------ EXERCISE INPUTS ------

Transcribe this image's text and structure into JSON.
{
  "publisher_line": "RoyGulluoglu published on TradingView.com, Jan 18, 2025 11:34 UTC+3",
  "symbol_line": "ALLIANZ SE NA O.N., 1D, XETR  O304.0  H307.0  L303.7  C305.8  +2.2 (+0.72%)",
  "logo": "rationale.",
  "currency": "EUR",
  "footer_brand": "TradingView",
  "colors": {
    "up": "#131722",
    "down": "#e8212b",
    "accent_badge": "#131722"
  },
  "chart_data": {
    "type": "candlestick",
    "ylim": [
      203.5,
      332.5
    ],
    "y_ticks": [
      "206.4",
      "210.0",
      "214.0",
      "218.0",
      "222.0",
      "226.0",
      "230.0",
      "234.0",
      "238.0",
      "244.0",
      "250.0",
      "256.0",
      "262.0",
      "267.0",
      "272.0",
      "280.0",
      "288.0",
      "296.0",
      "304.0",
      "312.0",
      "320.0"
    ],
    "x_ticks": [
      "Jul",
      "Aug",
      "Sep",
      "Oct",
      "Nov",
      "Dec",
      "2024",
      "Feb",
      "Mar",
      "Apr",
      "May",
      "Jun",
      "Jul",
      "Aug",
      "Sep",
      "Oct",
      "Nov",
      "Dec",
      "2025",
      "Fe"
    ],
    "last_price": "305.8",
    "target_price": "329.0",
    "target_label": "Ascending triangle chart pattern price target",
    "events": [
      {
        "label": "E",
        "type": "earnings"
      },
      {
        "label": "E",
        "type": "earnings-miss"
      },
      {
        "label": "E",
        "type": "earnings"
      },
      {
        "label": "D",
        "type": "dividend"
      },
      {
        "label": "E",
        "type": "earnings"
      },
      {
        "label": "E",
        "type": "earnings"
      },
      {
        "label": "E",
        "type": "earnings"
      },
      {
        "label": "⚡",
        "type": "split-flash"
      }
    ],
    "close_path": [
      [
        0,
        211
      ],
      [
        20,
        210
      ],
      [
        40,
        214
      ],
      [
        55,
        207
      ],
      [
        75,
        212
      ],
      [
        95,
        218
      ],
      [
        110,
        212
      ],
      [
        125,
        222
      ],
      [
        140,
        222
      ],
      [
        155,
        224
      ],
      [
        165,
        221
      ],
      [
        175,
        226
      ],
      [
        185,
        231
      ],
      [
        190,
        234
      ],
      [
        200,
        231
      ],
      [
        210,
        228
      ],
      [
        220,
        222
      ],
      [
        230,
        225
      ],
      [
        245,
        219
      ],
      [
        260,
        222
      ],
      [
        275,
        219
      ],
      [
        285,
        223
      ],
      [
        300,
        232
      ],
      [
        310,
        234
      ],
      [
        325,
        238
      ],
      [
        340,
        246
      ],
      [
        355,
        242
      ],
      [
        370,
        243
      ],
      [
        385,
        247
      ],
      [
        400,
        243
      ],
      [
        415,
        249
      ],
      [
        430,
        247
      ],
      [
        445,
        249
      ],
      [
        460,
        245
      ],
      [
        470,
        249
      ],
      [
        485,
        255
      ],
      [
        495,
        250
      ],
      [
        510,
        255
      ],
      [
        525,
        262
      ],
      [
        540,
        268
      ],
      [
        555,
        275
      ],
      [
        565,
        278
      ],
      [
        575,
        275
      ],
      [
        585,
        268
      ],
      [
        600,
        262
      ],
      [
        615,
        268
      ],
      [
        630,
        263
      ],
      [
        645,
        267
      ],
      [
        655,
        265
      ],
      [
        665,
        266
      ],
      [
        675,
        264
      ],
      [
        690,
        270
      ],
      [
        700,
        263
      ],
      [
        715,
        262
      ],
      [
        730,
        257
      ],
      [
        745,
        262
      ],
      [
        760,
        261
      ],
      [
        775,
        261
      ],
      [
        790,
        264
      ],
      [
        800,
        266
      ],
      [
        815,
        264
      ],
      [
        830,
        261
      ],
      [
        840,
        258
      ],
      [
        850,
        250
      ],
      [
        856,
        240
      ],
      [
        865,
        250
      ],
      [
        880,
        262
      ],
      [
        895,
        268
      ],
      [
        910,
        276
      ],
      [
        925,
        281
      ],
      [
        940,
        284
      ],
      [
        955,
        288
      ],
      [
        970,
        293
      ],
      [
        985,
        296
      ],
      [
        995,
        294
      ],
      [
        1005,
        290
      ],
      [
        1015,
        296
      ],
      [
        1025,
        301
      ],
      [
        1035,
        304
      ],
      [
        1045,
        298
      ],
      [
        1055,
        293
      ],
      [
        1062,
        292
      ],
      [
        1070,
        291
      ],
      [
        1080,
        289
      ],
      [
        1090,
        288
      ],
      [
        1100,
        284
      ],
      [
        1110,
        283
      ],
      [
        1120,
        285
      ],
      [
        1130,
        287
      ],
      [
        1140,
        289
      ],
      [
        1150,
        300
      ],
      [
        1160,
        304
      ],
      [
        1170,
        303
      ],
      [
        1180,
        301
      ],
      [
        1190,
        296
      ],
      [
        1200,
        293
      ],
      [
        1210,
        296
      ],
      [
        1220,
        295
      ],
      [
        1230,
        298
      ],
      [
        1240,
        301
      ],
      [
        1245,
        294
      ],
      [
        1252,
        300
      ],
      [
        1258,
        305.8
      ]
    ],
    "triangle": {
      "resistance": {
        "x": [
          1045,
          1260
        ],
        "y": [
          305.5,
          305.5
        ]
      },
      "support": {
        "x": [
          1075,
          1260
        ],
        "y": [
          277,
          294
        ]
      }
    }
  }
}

------

Search the records above for "TradingView". Copy each line where it is found.

  "publisher_line": "RoyGulluoglu published on TradingView.com, Jan 18, 2025 11:34 UTC+3",
  "footer_brand": "TradingView",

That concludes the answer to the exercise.